Your instructions:
Reproduce each line of the material exactly, minus any picture.

Exercise materials:
-------------------------
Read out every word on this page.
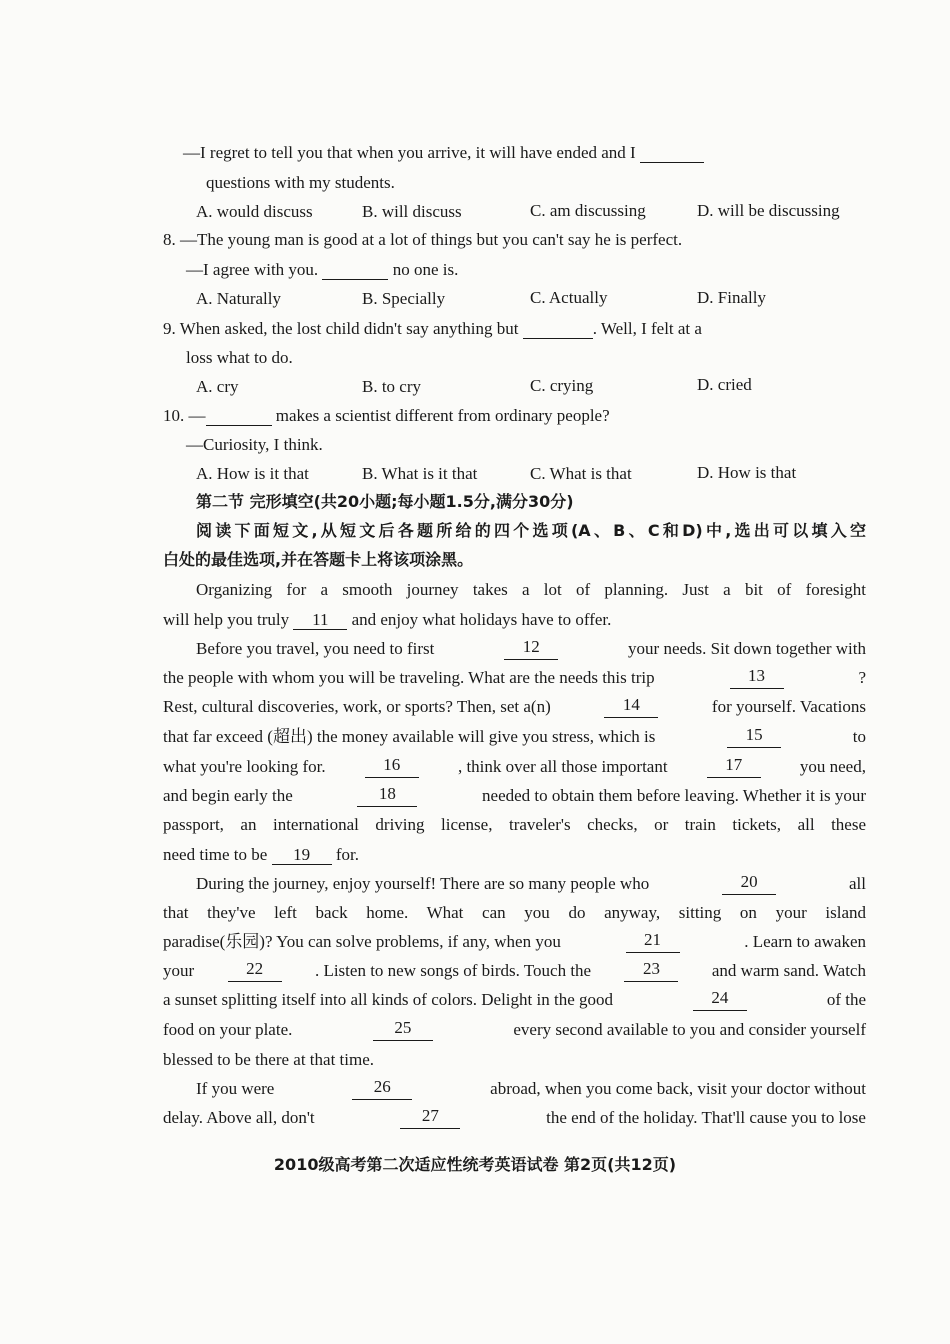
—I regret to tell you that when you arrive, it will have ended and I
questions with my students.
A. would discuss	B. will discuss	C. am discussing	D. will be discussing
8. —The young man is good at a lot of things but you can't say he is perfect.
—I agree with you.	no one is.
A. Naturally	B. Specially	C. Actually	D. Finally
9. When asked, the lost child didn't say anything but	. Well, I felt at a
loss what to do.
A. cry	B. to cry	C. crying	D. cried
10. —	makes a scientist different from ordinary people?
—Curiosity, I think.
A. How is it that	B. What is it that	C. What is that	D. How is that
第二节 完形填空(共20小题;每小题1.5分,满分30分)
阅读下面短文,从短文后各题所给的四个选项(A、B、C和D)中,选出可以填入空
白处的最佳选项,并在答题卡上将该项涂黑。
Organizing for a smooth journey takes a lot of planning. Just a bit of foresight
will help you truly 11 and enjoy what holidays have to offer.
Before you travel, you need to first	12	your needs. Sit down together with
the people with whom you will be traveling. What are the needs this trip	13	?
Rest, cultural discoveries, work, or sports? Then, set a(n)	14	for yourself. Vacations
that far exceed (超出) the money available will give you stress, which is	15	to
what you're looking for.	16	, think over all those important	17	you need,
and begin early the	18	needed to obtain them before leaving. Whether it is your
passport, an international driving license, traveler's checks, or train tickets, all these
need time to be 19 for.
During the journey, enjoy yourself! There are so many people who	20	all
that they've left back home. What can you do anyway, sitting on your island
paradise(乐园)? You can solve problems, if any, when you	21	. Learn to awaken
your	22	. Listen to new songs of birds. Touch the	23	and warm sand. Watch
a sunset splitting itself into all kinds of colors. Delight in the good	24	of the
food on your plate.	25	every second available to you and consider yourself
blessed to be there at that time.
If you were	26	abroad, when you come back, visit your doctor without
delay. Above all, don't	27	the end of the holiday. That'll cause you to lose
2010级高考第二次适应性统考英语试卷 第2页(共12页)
-------------------------
The result:
Read out every word on this page.
—I regret to tell you that when you arrive, it will have ended and I
questions with my students.
A. would discuss	B. will discuss	C. am discussing	D. will be discussing
8. —The young man is good at a lot of things but you can't say he is perfect.
—I agree with you.	no one is.
A. Naturally	B. Specially	C. Actually	D. Finally
9. When asked, the lost child didn't say anything but	. Well, I felt at a
loss what to do.
A. cry	B. to cry	C. crying	D. cried
10. —	makes a scientist different from ordinary people?
—Curiosity, I think.
A. How is it that	B. What is it that	C. What is that	D. How is that
第二节 完形填空(共20小题;每小题1.5分,满分30分)
阅读下面短文,从短文后各题所给的四个选项(A、B、C和D)中,选出可以填入空
白处的最佳选项,并在答题卡上将该项涂黑。
Organizing for a smooth journey takes a lot of planning. Just a bit of foresight
will help you truly 11 and enjoy what holidays have to offer.
Before you travel, you need to first	12	your needs. Sit down together with
the people with whom you will be traveling. What are the needs this trip	13	?
Rest, cultural discoveries, work, or sports? Then, set a(n)	14	for yourself. Vacations
that far exceed (超出) the money available will give you stress, which is	15	to
what you're looking for.	16	, think over all those important	17	you need,
and begin early the	18	needed to obtain them before leaving. Whether it is your
passport, an international driving license, traveler's checks, or train tickets, all these
need time to be 19 for.
During the journey, enjoy yourself! There are so many people who	20	all
that they've left back home. What can you do anyway, sitting on your island
paradise(乐园)? You can solve problems, if any, when you	21	. Learn to awaken
your	22	. Listen to new songs of birds. Touch the	23	and warm sand. Watch
a sunset splitting itself into all kinds of colors. Delight in the good	24	of the
food on your plate.	25	every second available to you and consider yourself
blessed to be there at that time.
If you were	26	abroad, when you come back, visit your doctor without
delay. Above all, don't	27	the end of the holiday. That'll cause you to lose
2010级高考第二次适应性统考英语试卷 第2页(共12页)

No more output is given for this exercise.